Record set |
========================================================================
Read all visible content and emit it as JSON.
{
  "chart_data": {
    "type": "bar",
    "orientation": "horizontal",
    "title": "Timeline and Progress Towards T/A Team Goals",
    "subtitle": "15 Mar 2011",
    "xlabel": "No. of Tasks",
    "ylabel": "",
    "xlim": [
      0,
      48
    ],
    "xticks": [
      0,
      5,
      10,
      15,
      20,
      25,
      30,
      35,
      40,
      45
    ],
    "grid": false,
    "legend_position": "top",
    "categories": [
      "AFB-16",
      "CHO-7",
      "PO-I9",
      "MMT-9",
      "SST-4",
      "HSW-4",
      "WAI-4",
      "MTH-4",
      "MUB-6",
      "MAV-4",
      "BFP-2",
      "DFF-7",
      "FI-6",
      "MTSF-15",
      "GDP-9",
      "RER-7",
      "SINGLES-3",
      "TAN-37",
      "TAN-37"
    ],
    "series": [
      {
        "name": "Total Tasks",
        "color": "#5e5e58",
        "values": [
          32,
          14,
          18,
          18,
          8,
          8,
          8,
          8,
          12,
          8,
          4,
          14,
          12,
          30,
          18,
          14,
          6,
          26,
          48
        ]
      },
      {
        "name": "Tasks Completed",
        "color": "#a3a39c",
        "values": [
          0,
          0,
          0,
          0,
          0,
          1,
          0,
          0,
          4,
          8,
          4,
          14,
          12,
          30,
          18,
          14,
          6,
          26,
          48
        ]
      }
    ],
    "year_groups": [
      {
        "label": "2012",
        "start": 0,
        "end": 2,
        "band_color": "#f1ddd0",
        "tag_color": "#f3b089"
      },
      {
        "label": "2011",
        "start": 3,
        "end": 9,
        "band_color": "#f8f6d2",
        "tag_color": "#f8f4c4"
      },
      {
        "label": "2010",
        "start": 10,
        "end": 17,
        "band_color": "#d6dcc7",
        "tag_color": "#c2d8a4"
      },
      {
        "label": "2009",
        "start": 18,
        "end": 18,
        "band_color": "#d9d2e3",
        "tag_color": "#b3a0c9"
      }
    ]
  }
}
========================================================================
Description of the task | Quote every entry exactly.

Exercise solution |
Read all visible content and emit it as JSON.
{
  "chart_data": {
    "type": "bar",
    "orientation": "horizontal",
    "title": "Timeline and Progress Towards T/A Team Goals",
    "subtitle": "15 Mar 2011",
    "xlabel": "No. of Tasks",
    "ylabel": "",
    "xlim": [
      0,
      48
    ],
    "xticks": [
      0,
      5,
      10,
      15,
      20,
      25,
      30,
      35,
      40,
      45
    ],
    "grid": false,
    "legend_position": "top",
    "categories": [
      "AFB-16",
      "CHO-7",
      "PO-I9",
      "MMT-9",
      "SST-4",
      "HSW-4",
      "WAI-4",
      "MTH-4",
      "MUB-6",
      "MAV-4",
      "BFP-2",
      "DFF-7",
      "FI-6",
      "MTSF-15",
      "GDP-9",
      "RER-7",
      "SINGLES-3",
      "TAN-37",
      "TAN-37"
    ],
    "series": [
      {
        "name": "Total Tasks",
        "color": "#5e5e58",
        "values": [
          32,
          14,
          18,
          18,
          8,
          8,
          8,
          8,
          12,
          8,
          4,
          14,
          12,
          30,
          18,
          14,
          6,
          26,
          48
        ]
      },
      {
        "name": "Tasks Completed",
        "color": "#a3a39c",
        "values": [
          0,
          0,
          0,
          0,
          0,
          1,
          0,
          0,
          4,
          8,
          4,
          14,
          12,
          30,
          18,
          14,
          6,
          26,
          48
        ]
      }
    ],
    "year_groups": [
      {
        "label": "2012",
        "start": 0,
        "end": 2,
        "band_color": "#f1ddd0",
        "tag_color": "#f3b089"
      },
      {
        "label": "2011",
        "start": 3,
        "end": 9,
        "band_color": "#f8f6d2",
        "tag_color": "#f8f4c4"
      },
      {
        "label": "2010",
        "start": 10,
        "end": 17,
        "band_color": "#d6dcc7",
        "tag_color": "#c2d8a4"
      },
      {
        "label": "2009",
        "start": 18,
        "end": 18,
        "band_color": "#d9d2e3",
        "tag_color": "#b3a0c9"
      }
    ]
  }
}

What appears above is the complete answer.